**Set exercise 1:** Edit the passage on the SAGE performance model, starting at "The SAGE model as" and ending at "in Section 4).", and write it out with "sequential processing time" replaced by "serial processing time".

**Text:**
The parameters used in this model are listed in Table 1 according to whether they are application, system, or mapping parameters. A detailed discussion of the formation of this model can be found in [1].

The SAGE performance model has already been validated on large scale systems including several ASCI machines and the CRAY T3E. A summary of the validation results are listed in Table 2. The maximum number of processors used and the number of different processor configurations are listed. The average and maximum prediction error across the number of processor configurations are also listed. It can be seen that the model is highly accurate with an average prediction error of 5% and maximum of 11% being typical across all machines.

Table 2. SAGE performance model validation results

| System                  | Configurations tested | Processors<br>tested<br>(Max) | Maximum error (%) | Average error (%) |
|-------------------------|-----------------------|-------------------------------|-------------------|-------------------|
| ASCI Blue (SGI O2K)     | 13                    | 5040                          | 12.6              | 4.4               |
| ASCI Red (Intel Tflops) | 13                    | 3072                          | 10.5              | 5.4               |
| ASCI White (IBM SP3)    | 19                    | 4096                          | 11.1              | 5.1               |
| Compaq AlphaServer ES40 | 10                    | 464                           | 11.6              | 4.7               |
| Cray T3E                | 17                    | 1450                          | 11.9              | 4.1               |

#### 5 Use of the SAGE model to validate system performance

The SAGE model as described in Section 4, is used here to provide an expectation of the performance of the Compaq Alpha-Sever ES45 system (as described in Section 2) prior to installation. The model requires a number of measurements obtained from a small scale system. Included are the sequential processing time and the communication network performance as listed in Table 3 below. The same calculation test case was used as used for the validation (as described in Section 4).

Two performance scenarios were considered prior to the installation of the system. These differed only in the speed of the internal PCI bus of the Compaq ES45 nodes, which were initially set at 33MHz, and later upgraded to 66MHz via a software update. The speed of the PCI bus determines the available bandwidth between the Quadrics NIC and the processor memory and thus it can have a significant impact on the performance of any parallel application. In addition, when two NICs are present within the node (in a 2-rail Compaq system), the achievable communication performance increases by approximately 180% if simultaneous messages can take advantage of the two channels. Individual messages are not stripped across channels.

**Dataset rows:**
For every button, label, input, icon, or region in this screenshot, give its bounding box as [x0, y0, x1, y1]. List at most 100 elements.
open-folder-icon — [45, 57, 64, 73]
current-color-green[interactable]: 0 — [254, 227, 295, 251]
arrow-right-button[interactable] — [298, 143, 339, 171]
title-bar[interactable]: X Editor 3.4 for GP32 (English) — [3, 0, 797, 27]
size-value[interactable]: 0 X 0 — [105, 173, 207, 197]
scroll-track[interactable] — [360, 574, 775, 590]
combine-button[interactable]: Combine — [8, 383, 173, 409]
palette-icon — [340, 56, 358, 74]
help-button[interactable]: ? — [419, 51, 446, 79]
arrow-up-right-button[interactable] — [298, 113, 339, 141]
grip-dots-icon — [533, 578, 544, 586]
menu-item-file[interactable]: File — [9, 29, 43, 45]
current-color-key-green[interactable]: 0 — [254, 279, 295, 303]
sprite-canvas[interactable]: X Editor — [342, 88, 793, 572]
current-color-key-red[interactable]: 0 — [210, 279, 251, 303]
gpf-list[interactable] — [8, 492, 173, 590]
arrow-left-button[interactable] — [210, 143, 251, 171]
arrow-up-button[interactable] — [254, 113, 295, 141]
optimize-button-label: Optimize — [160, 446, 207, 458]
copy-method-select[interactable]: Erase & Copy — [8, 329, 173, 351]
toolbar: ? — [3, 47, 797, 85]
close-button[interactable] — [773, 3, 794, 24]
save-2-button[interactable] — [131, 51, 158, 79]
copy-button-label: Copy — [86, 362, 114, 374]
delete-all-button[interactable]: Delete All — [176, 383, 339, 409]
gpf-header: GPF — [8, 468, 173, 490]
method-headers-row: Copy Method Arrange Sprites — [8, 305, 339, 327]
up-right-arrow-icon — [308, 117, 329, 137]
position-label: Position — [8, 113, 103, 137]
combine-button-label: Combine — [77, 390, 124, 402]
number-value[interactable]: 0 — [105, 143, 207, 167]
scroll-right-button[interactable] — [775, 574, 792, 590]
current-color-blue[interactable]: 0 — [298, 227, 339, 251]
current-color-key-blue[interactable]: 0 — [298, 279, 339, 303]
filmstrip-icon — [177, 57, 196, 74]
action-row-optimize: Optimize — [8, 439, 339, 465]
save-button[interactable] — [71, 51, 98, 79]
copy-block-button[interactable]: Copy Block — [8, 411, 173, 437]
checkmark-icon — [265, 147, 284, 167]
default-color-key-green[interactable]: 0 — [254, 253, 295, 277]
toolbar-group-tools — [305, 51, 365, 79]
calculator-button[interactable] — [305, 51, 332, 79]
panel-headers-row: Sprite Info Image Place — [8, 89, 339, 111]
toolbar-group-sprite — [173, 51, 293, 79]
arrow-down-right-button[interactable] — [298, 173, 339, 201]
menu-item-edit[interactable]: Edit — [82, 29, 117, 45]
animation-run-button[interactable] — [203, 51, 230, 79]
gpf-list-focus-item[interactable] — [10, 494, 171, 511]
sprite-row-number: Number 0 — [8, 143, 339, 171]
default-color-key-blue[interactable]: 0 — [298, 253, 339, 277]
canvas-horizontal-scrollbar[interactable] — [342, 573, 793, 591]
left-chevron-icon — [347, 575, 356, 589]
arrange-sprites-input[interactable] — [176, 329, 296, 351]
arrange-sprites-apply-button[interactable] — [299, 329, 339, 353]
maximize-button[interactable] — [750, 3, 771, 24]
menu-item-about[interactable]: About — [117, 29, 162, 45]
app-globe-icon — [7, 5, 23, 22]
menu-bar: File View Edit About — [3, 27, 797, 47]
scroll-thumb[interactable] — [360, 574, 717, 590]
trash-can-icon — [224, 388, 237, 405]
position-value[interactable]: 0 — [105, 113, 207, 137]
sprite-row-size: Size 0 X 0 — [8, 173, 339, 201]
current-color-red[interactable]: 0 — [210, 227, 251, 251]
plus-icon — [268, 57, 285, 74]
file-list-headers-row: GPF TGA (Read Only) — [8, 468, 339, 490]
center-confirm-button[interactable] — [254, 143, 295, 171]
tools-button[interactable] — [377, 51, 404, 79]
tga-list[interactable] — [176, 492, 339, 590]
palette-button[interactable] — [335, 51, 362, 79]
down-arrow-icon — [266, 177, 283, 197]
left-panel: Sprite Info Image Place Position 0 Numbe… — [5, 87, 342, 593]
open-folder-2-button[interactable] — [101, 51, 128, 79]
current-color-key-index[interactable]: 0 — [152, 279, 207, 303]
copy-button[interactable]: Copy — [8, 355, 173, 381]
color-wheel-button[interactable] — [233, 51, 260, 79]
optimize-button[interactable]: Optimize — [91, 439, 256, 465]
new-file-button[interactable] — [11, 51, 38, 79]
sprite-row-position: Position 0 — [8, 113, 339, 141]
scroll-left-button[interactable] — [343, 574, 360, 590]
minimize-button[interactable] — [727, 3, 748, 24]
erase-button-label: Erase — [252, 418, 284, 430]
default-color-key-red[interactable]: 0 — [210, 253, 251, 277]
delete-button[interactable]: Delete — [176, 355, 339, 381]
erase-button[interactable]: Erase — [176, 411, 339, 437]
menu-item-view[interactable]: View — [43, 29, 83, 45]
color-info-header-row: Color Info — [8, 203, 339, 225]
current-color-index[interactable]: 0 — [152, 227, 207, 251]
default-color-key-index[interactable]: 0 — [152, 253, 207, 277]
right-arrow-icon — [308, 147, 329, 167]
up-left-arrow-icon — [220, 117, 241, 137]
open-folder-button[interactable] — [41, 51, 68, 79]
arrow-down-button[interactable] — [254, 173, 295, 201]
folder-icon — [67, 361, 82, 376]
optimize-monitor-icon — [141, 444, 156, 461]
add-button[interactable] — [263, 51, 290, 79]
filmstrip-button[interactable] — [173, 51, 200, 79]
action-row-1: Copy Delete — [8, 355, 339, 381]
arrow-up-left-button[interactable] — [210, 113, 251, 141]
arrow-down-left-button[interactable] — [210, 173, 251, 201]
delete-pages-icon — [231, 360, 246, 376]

**Set exercise 2:** Write out the records word for word, starting at their first line and ending at the line that contains "arrow-up-right-button[interactable] — [298, 113, 339, 141]", with both of those lines included.

**Full response 1:**
The SAGE model as described in Section 4, is used here to provide an expectation of the performance of the Compaq Alpha-Sever ES45 system (as described in Section 2) prior to installation. The model requires a number of measurements obtained from a small scale system. Included are the serial processing time and the communication network performance as listed in Table 3 below. The same calculation test case was used as used for the validation (as described in Section 4).

**Full response 2:**
For every button, label, input, icon, or region in this screenshot, give its bounding box as [x0, y0, x1, y1]. List at most 100 elements.
open-folder-icon — [45, 57, 64, 73]
current-color-green[interactable]: 0 — [254, 227, 295, 251]
arrow-right-button[interactable] — [298, 143, 339, 171]
title-bar[interactable]: X Editor 3.4 for GP32 (English) — [3, 0, 797, 27]
size-value[interactable]: 0 X 0 — [105, 173, 207, 197]
scroll-track[interactable] — [360, 574, 775, 590]
combine-button[interactable]: Combine — [8, 383, 173, 409]
palette-icon — [340, 56, 358, 74]
help-button[interactable]: ? — [419, 51, 446, 79]
arrow-up-right-button[interactable] — [298, 113, 339, 141]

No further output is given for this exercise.